Could every line of the data be printed exactly as it reads?

[ROWS]
--------------------------------

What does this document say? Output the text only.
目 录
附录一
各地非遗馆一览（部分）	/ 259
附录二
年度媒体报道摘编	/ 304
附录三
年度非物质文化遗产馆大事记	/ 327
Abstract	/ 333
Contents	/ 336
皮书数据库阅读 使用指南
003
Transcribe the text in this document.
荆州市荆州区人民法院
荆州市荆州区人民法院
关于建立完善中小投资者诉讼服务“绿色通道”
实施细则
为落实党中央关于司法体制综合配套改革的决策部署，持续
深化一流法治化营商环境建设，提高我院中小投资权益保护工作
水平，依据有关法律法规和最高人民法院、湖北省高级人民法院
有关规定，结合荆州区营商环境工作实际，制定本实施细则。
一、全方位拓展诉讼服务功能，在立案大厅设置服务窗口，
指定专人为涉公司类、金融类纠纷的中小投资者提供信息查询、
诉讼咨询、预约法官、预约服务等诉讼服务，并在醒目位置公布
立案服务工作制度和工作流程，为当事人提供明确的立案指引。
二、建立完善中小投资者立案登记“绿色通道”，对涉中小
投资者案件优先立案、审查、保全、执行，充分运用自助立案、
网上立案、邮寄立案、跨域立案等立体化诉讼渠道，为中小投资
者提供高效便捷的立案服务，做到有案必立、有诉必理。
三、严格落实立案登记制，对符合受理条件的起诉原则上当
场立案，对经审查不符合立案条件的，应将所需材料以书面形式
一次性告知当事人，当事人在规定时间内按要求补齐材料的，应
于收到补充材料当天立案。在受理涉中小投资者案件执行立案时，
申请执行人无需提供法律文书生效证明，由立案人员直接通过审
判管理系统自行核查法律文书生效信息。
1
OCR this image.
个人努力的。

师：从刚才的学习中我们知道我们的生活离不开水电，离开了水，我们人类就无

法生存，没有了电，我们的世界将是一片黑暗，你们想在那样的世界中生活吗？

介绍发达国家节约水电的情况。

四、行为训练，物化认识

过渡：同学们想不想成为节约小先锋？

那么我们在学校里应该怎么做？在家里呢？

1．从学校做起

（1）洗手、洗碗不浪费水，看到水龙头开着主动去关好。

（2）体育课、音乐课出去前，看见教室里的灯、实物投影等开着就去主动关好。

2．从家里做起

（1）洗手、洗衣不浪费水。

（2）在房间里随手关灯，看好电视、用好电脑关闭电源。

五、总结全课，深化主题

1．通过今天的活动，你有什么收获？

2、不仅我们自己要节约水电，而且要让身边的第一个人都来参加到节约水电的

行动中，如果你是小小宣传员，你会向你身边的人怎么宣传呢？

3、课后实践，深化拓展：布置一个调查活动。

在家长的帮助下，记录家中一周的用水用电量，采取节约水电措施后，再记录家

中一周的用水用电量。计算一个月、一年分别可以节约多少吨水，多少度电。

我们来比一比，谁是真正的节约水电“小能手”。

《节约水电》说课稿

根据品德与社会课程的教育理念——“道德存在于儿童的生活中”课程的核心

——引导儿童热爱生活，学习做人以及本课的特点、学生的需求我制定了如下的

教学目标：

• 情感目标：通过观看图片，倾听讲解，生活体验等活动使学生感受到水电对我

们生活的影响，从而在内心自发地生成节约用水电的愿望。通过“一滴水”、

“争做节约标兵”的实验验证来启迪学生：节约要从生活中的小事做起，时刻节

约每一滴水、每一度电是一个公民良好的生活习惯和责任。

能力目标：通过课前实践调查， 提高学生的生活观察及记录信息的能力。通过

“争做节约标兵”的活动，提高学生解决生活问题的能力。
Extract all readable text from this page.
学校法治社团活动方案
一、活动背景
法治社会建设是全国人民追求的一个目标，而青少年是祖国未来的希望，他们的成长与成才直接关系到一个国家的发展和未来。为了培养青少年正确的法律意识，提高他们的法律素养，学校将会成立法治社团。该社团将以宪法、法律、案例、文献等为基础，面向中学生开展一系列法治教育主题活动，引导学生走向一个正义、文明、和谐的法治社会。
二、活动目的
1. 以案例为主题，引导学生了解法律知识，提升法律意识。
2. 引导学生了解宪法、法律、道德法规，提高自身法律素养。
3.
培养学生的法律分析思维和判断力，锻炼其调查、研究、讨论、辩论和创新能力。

--------------------------------

[WRITTEN ANSWER]
What does this document say? Output the text only.
目 录
附录一
各地非遗馆一览（部分）	/ 259
附录二
年度媒体报道摘编	/ 304
附录三
年度非物质文化遗产馆大事记	/ 327
Abstract	/ 333
Contents	/ 336
皮书数据库阅读 使用指南
003
Transcribe the text in this document.
荆州市荆州区人民法院
荆州市荆州区人民法院
关于建立完善中小投资者诉讼服务“绿色通道”
实施细则
为落实党中央关于司法体制综合配套改革的决策部署，持续
深化一流法治化营商环境建设，提高我院中小投资权益保护工作
水平，依据有关法律法规和最高人民法院、湖北省高级人民法院
有关规定，结合荆州区营商环境工作实际，制定本实施细则。
一、全方位拓展诉讼服务功能，在立案大厅设置服务窗口，
指定专人为涉公司类、金融类纠纷的中小投资者提供信息查询、
诉讼咨询、预约法官、预约服务等诉讼服务，并在醒目位置公布
立案服务工作制度和工作流程，为当事人提供明确的立案指引。
二、建立完善中小投资者立案登记“绿色通道”，对涉中小
投资者案件优先立案、审查、保全、执行，充分运用自助立案、
网上立案、邮寄立案、跨域立案等立体化诉讼渠道，为中小投资
者提供高效便捷的立案服务，做到有案必立、有诉必理。
三、严格落实立案登记制，对符合受理条件的起诉原则上当
场立案，对经审查不符合立案条件的，应将所需材料以书面形式
一次性告知当事人，当事人在规定时间内按要求补齐材料的，应
于收到补充材料当天立案。在受理涉中小投资者案件执行立案时，
申请执行人无需提供法律文书生效证明，由立案人员直接通过审
判管理系统自行核查法律文书生效信息。
1
OCR this image.
个人努力的。

师：从刚才的学习中我们知道我们的生活离不开水电，离开了水，我们人类就无

法生存，没有了电，我们的世界将是一片黑暗，你们想在那样的世界中生活吗？

介绍发达国家节约水电的情况。

四、行为训练，物化认识

过渡：同学们想不想成为节约小先锋？

那么我们在学校里应该怎么做？在家里呢？

1．从学校做起

（1）洗手、洗碗不浪费水，看到水龙头开着主动去关好。

（2）体育课、音乐课出去前，看见教室里的灯、实物投影等开着就去主动关好。

2．从家里做起

（1）洗手、洗衣不浪费水。

（2）在房间里随手关灯，看好电视、用好电脑关闭电源。

五、总结全课，深化主题

1．通过今天的活动，你有什么收获？

2、不仅我们自己要节约水电，而且要让身边的第一个人都来参加到节约水电的

行动中，如果你是小小宣传员，你会向你身边的人怎么宣传呢？

3、课后实践，深化拓展：布置一个调查活动。

在家长的帮助下，记录家中一周的用水用电量，采取节约水电措施后，再记录家

中一周的用水用电量。计算一个月、一年分别可以节约多少吨水，多少度电。

我们来比一比，谁是真正的节约水电“小能手”。

《节约水电》说课稿

根据品德与社会课程的教育理念——“道德存在于儿童的生活中”课程的核心

——引导儿童热爱生活，学习做人以及本课的特点、学生的需求我制定了如下的

教学目标：

• 情感目标：通过观看图片，倾听讲解，生活体验等活动使学生感受到水电对我

们生活的影响，从而在内心自发地生成节约用水电的愿望。通过“一滴水”、

“争做节约标兵”的实验验证来启迪学生：节约要从生活中的小事做起，时刻节

约每一滴水、每一度电是一个公民良好的生活习惯和责任。

能力目标：通过课前实践调查， 提高学生的生活观察及记录信息的能力。通过

“争做节约标兵”的活动，提高学生解决生活问题的能力。
Extract all readable text from this page.
学校法治社团活动方案
一、活动背景
法治社会建设是全国人民追求的一个目标，而青少年是祖国未来的希望，他们的成长与成才直接关系到一个国家的发展和未来。为了培养青少年正确的法律意识，提高他们的法律素养，学校将会成立法治社团。该社团将以宪法、法律、案例、文献等为基础，面向中学生开展一系列法治教育主题活动，引导学生走向一个正义、文明、和谐的法治社会。
二、活动目的
1. 以案例为主题，引导学生了解法律知识，提升法律意识。
2. 引导学生了解宪法、法律、道德法规，提高自身法律素养。
3.
培养学生的法律分析思维和判断力，锻炼其调查、研究、讨论、辩论和创新能力。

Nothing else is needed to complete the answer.